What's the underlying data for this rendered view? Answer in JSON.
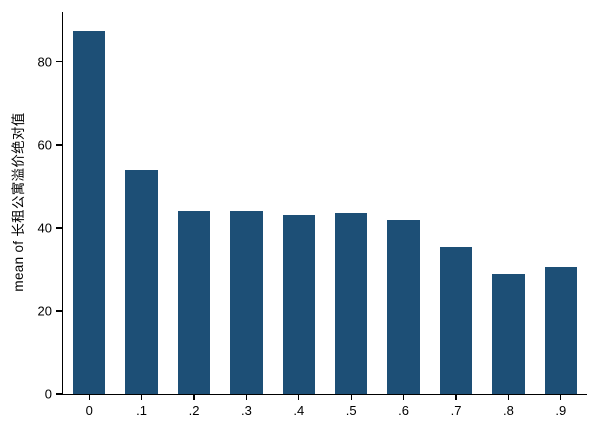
{
  "chart_data": {
    "type": "bar",
    "categories": [
      "0",
      ".1",
      ".2",
      ".3",
      ".4",
      ".5",
      ".6",
      ".7",
      ".8",
      ".9"
    ],
    "values": [
      87.5,
      54,
      44,
      44,
      43,
      43.5,
      42,
      35.5,
      29,
      30.5
    ],
    "title": "",
    "xlabel": "",
    "ylabel": "mean of 长租公寓溢价绝对值",
    "ylim": [
      0,
      92
    ],
    "yticks": [
      0,
      20,
      40,
      60,
      80
    ],
    "bar_color": "#1d4f76",
    "axis_color": "#000000",
    "grid": false,
    "legend": "none"
  }
}
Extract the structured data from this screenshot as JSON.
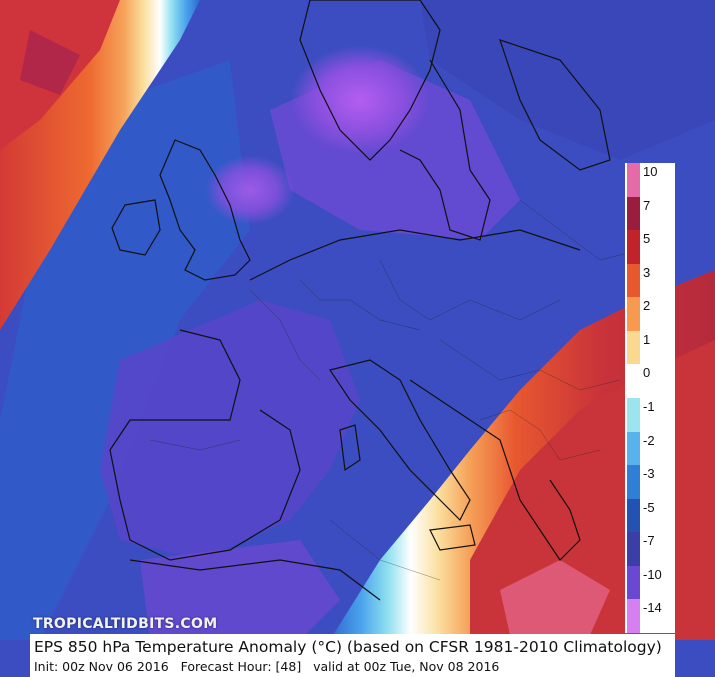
{
  "title": "EPS 850 hPa Temperature Anomaly (°C) (based on CFSR 1981-2010 Climatology)",
  "init_line": {
    "init": "Init: 00z Nov 06 2016",
    "forecast_hour": "Forecast Hour: [48]",
    "valid": "valid at 00z Tue, Nov 08 2016"
  },
  "watermark": "TROPICALTIDBITS.COM",
  "legend": {
    "labels": [
      "10",
      "7",
      "5",
      "3",
      "2",
      "1",
      "0",
      "-1",
      "-2",
      "-3",
      "-5",
      "-7",
      "-10",
      "-14"
    ],
    "colors": [
      "#e56aa8",
      "#9a1c3f",
      "#c2232b",
      "#e8582f",
      "#f79a4f",
      "#fbd890",
      "#ffffff",
      "#9ce4ee",
      "#58b2ee",
      "#2f7fd6",
      "#2452b2",
      "#3a3ea6",
      "#6b48d2",
      "#d67ff0"
    ]
  },
  "colors": {
    "sea_cold": "#3d4ec1",
    "land_cold": "#5547c8",
    "very_cold": "#8e4fe0",
    "warm_red": "#c9333a",
    "warm_orange": "#e9692f",
    "coast": "#111111"
  }
}
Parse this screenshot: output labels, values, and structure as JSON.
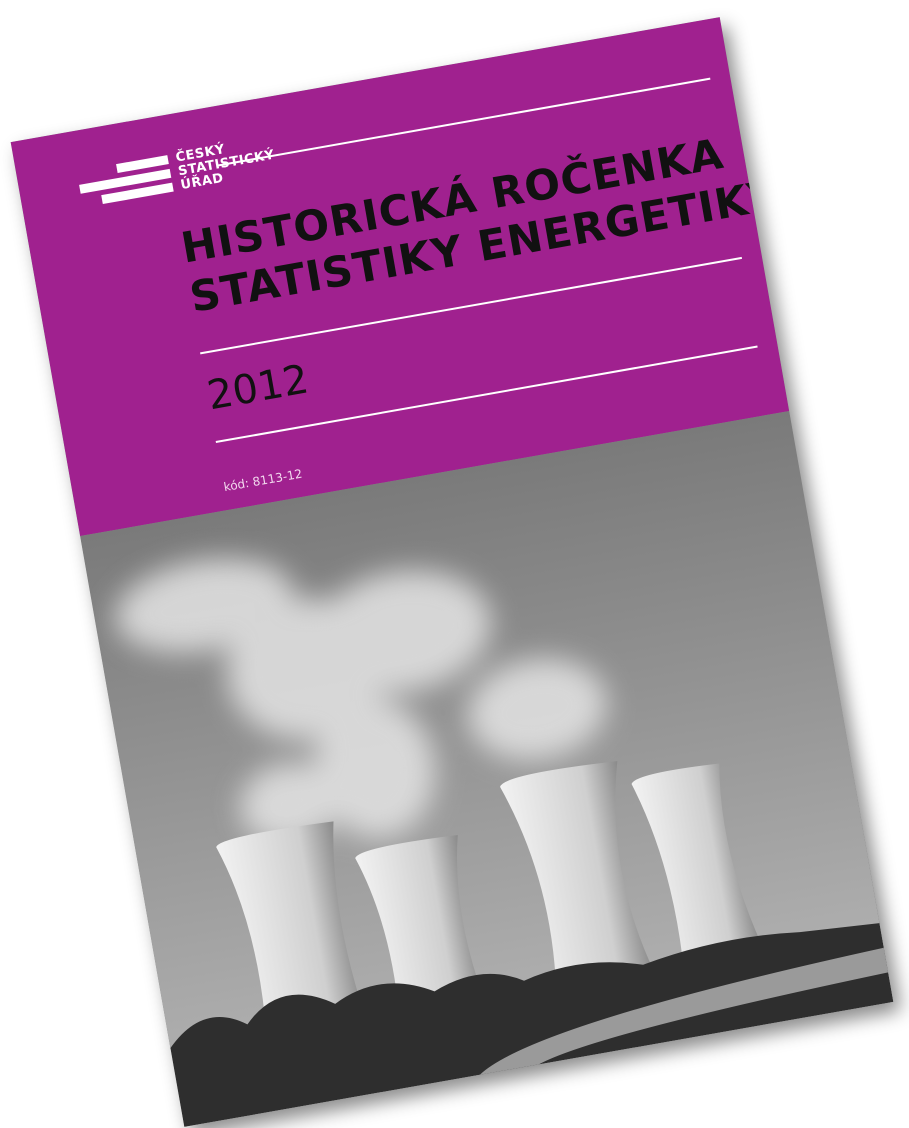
{
  "logo": {
    "lines": [
      "ČESKÝ",
      "STATISTICKÝ",
      "ÚŘAD"
    ]
  },
  "title": {
    "lines": [
      "HISTORICKÁ ROČENKA",
      "STATISTIKY ENERGETIKY"
    ]
  },
  "year": "2012",
  "code": "kód: 8113-12"
}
====
### Set exercise
Copy every line in the listing above where the string "values" turns up.

### Exercise result
    "values": [
Parse this screenshot: output labels, values, and structure as JSON.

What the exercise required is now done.